[Stored items from a collection]
--------------------------------
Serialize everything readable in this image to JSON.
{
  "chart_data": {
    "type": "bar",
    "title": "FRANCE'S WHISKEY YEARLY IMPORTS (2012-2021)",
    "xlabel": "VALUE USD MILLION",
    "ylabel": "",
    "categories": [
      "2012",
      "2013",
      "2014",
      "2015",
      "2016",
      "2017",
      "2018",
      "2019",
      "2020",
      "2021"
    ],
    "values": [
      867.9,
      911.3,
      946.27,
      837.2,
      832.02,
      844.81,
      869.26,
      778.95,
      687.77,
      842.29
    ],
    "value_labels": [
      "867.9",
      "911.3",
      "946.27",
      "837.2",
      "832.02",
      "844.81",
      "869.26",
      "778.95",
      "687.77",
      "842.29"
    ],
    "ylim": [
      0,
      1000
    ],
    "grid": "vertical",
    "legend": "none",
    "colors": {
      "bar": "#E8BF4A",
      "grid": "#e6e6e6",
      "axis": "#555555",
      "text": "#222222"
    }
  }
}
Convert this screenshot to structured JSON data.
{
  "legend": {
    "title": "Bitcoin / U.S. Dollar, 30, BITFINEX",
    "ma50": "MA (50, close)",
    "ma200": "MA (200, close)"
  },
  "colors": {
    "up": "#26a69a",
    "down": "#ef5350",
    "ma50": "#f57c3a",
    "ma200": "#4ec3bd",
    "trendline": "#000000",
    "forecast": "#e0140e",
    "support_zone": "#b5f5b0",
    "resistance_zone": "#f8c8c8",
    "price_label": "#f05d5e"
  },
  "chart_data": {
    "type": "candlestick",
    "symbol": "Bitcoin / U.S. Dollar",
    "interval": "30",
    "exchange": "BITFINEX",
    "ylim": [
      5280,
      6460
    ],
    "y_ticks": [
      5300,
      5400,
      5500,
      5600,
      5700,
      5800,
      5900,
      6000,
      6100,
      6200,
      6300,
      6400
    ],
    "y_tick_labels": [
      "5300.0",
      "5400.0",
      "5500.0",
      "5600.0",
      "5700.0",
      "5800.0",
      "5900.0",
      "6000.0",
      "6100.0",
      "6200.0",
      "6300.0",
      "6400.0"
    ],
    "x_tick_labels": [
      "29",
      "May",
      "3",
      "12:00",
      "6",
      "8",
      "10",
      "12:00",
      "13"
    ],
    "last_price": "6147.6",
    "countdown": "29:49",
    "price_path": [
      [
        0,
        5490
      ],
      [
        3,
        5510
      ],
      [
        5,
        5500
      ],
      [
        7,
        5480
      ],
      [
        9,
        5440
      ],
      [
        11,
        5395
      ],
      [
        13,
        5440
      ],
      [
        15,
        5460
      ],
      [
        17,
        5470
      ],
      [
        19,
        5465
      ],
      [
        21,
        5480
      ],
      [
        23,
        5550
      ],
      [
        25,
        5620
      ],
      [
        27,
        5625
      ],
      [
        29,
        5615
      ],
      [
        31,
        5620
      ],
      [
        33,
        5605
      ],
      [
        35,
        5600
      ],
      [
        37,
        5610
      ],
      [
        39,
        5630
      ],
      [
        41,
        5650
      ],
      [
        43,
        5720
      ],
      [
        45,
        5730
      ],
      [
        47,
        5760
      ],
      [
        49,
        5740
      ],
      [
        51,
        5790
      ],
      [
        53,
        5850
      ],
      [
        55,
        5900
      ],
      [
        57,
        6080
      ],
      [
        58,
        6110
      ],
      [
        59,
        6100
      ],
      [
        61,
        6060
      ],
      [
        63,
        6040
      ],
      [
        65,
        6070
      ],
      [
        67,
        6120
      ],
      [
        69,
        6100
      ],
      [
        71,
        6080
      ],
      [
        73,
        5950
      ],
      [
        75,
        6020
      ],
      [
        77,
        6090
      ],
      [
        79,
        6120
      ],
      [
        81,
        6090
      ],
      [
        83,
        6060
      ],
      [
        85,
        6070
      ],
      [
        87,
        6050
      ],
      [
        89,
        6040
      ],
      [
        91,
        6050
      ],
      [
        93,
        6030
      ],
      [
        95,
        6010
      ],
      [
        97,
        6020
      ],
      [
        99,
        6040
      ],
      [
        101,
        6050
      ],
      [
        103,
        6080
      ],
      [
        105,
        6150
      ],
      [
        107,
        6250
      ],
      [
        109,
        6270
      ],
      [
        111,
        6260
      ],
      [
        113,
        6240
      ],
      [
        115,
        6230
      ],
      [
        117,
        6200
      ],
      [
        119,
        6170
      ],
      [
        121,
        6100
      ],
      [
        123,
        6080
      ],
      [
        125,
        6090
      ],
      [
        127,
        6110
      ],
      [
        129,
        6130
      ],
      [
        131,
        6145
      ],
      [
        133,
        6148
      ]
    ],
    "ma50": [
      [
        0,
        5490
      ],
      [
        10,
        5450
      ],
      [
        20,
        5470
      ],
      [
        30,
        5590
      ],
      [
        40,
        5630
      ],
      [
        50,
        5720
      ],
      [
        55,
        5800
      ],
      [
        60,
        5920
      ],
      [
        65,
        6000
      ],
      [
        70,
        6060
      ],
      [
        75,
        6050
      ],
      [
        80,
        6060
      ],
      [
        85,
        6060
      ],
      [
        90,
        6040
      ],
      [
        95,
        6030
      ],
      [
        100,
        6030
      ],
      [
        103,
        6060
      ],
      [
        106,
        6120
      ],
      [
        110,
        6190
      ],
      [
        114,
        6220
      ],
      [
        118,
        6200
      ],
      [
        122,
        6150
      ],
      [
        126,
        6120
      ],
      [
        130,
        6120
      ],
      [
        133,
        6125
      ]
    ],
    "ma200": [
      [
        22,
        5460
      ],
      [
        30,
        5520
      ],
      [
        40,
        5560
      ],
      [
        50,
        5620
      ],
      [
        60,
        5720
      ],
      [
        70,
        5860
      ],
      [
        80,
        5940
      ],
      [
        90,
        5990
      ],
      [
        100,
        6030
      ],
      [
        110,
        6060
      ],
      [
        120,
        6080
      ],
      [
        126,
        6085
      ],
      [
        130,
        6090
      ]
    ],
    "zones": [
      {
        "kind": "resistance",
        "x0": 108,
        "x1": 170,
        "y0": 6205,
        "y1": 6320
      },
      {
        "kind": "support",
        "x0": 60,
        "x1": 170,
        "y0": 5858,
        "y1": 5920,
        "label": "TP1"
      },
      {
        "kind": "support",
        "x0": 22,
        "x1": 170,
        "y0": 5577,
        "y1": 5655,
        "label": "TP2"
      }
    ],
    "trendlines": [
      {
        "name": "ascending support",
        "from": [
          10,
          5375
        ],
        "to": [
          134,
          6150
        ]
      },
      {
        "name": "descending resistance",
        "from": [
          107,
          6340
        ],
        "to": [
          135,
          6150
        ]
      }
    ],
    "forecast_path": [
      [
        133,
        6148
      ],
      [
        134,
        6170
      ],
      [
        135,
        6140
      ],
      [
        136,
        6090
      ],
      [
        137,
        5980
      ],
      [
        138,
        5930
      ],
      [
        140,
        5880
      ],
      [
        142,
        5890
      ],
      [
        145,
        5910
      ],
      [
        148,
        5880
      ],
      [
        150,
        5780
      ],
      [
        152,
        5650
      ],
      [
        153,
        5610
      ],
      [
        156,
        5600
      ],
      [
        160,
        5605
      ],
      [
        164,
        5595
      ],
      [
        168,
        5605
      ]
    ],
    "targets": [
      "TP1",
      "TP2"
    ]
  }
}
--------------------------------
> _EXERCISE GOAL_:
Quote the material exactly, leaving nothing out.

> _OUTPUT FOR THIS EXERCISE_:
Serialize everything readable in this image to JSON.
{
  "chart_data": {
    "type": "bar",
    "title": "FRANCE'S WHISKEY YEARLY IMPORTS (2012-2021)",
    "xlabel": "VALUE USD MILLION",
    "ylabel": "",
    "categories": [
      "2012",
      "2013",
      "2014",
      "2015",
      "2016",
      "2017",
      "2018",
      "2019",
      "2020",
      "2021"
    ],
    "values": [
      867.9,
      911.3,
      946.27,
      837.2,
      832.02,
      844.81,
      869.26,
      778.95,
      687.77,
      842.29
    ],
    "value_labels": [
      "867.9",
      "911.3",
      "946.27",
      "837.2",
      "832.02",
      "844.81",
      "869.26",
      "778.95",
      "687.77",
      "842.29"
    ],
    "ylim": [
      0,
      1000
    ],
    "grid": "vertical",
    "legend": "none",
    "colors": {
      "bar": "#E8BF4A",
      "grid": "#e6e6e6",
      "axis": "#555555",
      "text": "#222222"
    }
  }
}
Convert this screenshot to structured JSON data.
{
  "legend": {
    "title": "Bitcoin / U.S. Dollar, 30, BITFINEX",
    "ma50": "MA (50, close)",
    "ma200": "MA (200, close)"
  },
  "colors": {
    "up": "#26a69a",
    "down": "#ef5350",
    "ma50": "#f57c3a",
    "ma200": "#4ec3bd",
    "trendline": "#000000",
    "forecast": "#e0140e",
    "support_zone": "#b5f5b0",
    "resistance_zone": "#f8c8c8",
    "price_label": "#f05d5e"
  },
  "chart_data": {
    "type": "candlestick",
    "symbol": "Bitcoin / U.S. Dollar",
    "interval": "30",
    "exchange": "BITFINEX",
    "ylim": [
      5280,
      6460
    ],
    "y_ticks": [
      5300,
      5400,
      5500,
      5600,
      5700,
      5800,
      5900,
      6000,
      6100,
      6200,
      6300,
      6400
    ],
    "y_tick_labels": [
      "5300.0",
      "5400.0",
      "5500.0",
      "5600.0",
      "5700.0",
      "5800.0",
      "5900.0",
      "6000.0",
      "6100.0",
      "6200.0",
      "6300.0",
      "6400.0"
    ],
    "x_tick_labels": [
      "29",
      "May",
      "3",
      "12:00",
      "6",
      "8",
      "10",
      "12:00",
      "13"
    ],
    "last_price": "6147.6",
    "countdown": "29:49",
    "price_path": [
      [
        0,
        5490
      ],
      [
        3,
        5510
      ],
      [
        5,
        5500
      ],
      [
        7,
        5480
      ],
      [
        9,
        5440
      ],
      [
        11,
        5395
      ],
      [
        13,
        5440
      ],
      [
        15,
        5460
      ],
      [
        17,
        5470
      ],
      [
        19,
        5465
      ],
      [
        21,
        5480
      ],
      [
        23,
        5550
      ],
      [
        25,
        5620
      ],
      [
        27,
        5625
      ],
      [
        29,
        5615
      ],
      [
        31,
        5620
      ],
      [
        33,
        5605
      ],
      [
        35,
        5600
      ],
      [
        37,
        5610
      ],
      [
        39,
        5630
      ],
      [
        41,
        5650
      ],
      [
        43,
        5720
      ],
      [
        45,
        5730
      ],
      [
        47,
        5760
      ],
      [
        49,
        5740
      ],
      [
        51,
        5790
      ],
      [
        53,
        5850
      ],
      [
        55,
        5900
      ],
      [
        57,
        6080
      ],
      [
        58,
        6110
      ],
      [
        59,
        6100
      ],
      [
        61,
        6060
      ],
      [
        63,
        6040
      ],
      [
        65,
        6070
      ],
      [
        67,
        6120
      ],
      [
        69,
        6100
      ],
      [
        71,
        6080
      ],
      [
        73,
        5950
      ],
      [
        75,
        6020
      ],
      [
        77,
        6090
      ],
      [
        79,
        6120
      ],
      [
        81,
        6090
      ],
      [
        83,
        6060
      ],
      [
        85,
        6070
      ],
      [
        87,
        6050
      ],
      [
        89,
        6040
      ],
      [
        91,
        6050
      ],
      [
        93,
        6030
      ],
      [
        95,
        6010
      ],
      [
        97,
        6020
      ],
      [
        99,
        6040
      ],
      [
        101,
        6050
      ],
      [
        103,
        6080
      ],
      [
        105,
        6150
      ],
      [
        107,
        6250
      ],
      [
        109,
        6270
      ],
      [
        111,
        6260
      ],
      [
        113,
        6240
      ],
      [
        115,
        6230
      ],
      [
        117,
        6200
      ],
      [
        119,
        6170
      ],
      [
        121,
        6100
      ],
      [
        123,
        6080
      ],
      [
        125,
        6090
      ],
      [
        127,
        6110
      ],
      [
        129,
        6130
      ],
      [
        131,
        6145
      ],
      [
        133,
        6148
      ]
    ],
    "ma50": [
      [
        0,
        5490
      ],
      [
        10,
        5450
      ],
      [
        20,
        5470
      ],
      [
        30,
        5590
      ],
      [
        40,
        5630
      ],
      [
        50,
        5720
      ],
      [
        55,
        5800
      ],
      [
        60,
        5920
      ],
      [
        65,
        6000
      ],
      [
        70,
        6060
      ],
      [
        75,
        6050
      ],
      [
        80,
        6060
      ],
      [
        85,
        6060
      ],
      [
        90,
        6040
      ],
      [
        95,
        6030
      ],
      [
        100,
        6030
      ],
      [
        103,
        6060
      ],
      [
        106,
        6120
      ],
      [
        110,
        6190
      ],
      [
        114,
        6220
      ],
      [
        118,
        6200
      ],
      [
        122,
        6150
      ],
      [
        126,
        6120
      ],
      [
        130,
        6120
      ],
      [
        133,
        6125
      ]
    ],
    "ma200": [
      [
        22,
        5460
      ],
      [
        30,
        5520
      ],
      [
        40,
        5560
      ],
      [
        50,
        5620
      ],
      [
        60,
        5720
      ],
      [
        70,
        5860
      ],
      [
        80,
        5940
      ],
      [
        90,
        5990
      ],
      [
        100,
        6030
      ],
      [
        110,
        6060
      ],
      [
        120,
        6080
      ],
      [
        126,
        6085
      ],
      [
        130,
        6090
      ]
    ],
    "zones": [
      {
        "kind": "resistance",
        "x0": 108,
        "x1": 170,
        "y0": 6205,
        "y1": 6320
      },
      {
        "kind": "support",
        "x0": 60,
        "x1": 170,
        "y0": 5858,
        "y1": 5920,
        "label": "TP1"
      },
      {
        "kind": "support",
        "x0": 22,
        "x1": 170,
        "y0": 5577,
        "y1": 5655,
        "label": "TP2"
      }
    ],
    "trendlines": [
      {
        "name": "ascending support",
        "from": [
          10,
          5375
        ],
        "to": [
          134,
          6150
        ]
      },
      {
        "name": "descending resistance",
        "from": [
          107,
          6340
        ],
        "to": [
          135,
          6150
        ]
      }
    ],
    "forecast_path": [
      [
        133,
        6148
      ],
      [
        134,
        6170
      ],
      [
        135,
        6140
      ],
      [
        136,
        6090
      ],
      [
        137,
        5980
      ],
      [
        138,
        5930
      ],
      [
        140,
        5880
      ],
      [
        142,
        5890
      ],
      [
        145,
        5910
      ],
      [
        148,
        5880
      ],
      [
        150,
        5780
      ],
      [
        152,
        5650
      ],
      [
        153,
        5610
      ],
      [
        156,
        5600
      ],
      [
        160,
        5605
      ],
      [
        164,
        5595
      ],
      [
        168,
        5605
      ]
    ],
    "targets": [
      "TP1",
      "TP2"
    ]
  }
}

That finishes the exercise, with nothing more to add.